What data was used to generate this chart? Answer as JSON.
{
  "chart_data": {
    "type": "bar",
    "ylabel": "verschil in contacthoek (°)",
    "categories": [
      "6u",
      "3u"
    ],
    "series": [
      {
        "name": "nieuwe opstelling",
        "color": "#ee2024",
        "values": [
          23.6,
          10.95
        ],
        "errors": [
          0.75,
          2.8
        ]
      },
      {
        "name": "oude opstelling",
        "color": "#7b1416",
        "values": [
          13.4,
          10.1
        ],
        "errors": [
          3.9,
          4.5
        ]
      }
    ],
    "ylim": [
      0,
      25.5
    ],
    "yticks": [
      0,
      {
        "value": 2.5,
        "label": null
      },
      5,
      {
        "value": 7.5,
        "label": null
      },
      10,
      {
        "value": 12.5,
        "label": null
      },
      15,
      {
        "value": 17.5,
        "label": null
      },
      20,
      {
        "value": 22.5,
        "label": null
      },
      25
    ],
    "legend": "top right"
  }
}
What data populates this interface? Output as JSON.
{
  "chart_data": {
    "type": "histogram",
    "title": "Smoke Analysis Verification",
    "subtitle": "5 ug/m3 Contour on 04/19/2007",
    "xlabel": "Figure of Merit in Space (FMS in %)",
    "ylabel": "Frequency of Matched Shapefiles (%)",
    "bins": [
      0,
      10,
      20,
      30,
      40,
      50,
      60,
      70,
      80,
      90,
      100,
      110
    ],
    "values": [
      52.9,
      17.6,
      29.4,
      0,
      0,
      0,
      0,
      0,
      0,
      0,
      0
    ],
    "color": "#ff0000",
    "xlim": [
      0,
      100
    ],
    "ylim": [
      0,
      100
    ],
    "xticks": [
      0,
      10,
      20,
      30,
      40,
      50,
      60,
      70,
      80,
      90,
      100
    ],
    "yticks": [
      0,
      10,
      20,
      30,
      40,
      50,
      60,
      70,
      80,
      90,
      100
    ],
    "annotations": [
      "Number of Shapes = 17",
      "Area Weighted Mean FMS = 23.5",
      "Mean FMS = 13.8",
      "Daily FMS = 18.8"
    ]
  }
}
◆ ◆ ◆ ◆ ◆ ◆ ◆
— EXERCISE PROMPT —
Return all lines with the word "this" in them.

— SOLUTION —
What data was used to generate this chart? Answer as JSON.
What data populates this interface? Output as JSON.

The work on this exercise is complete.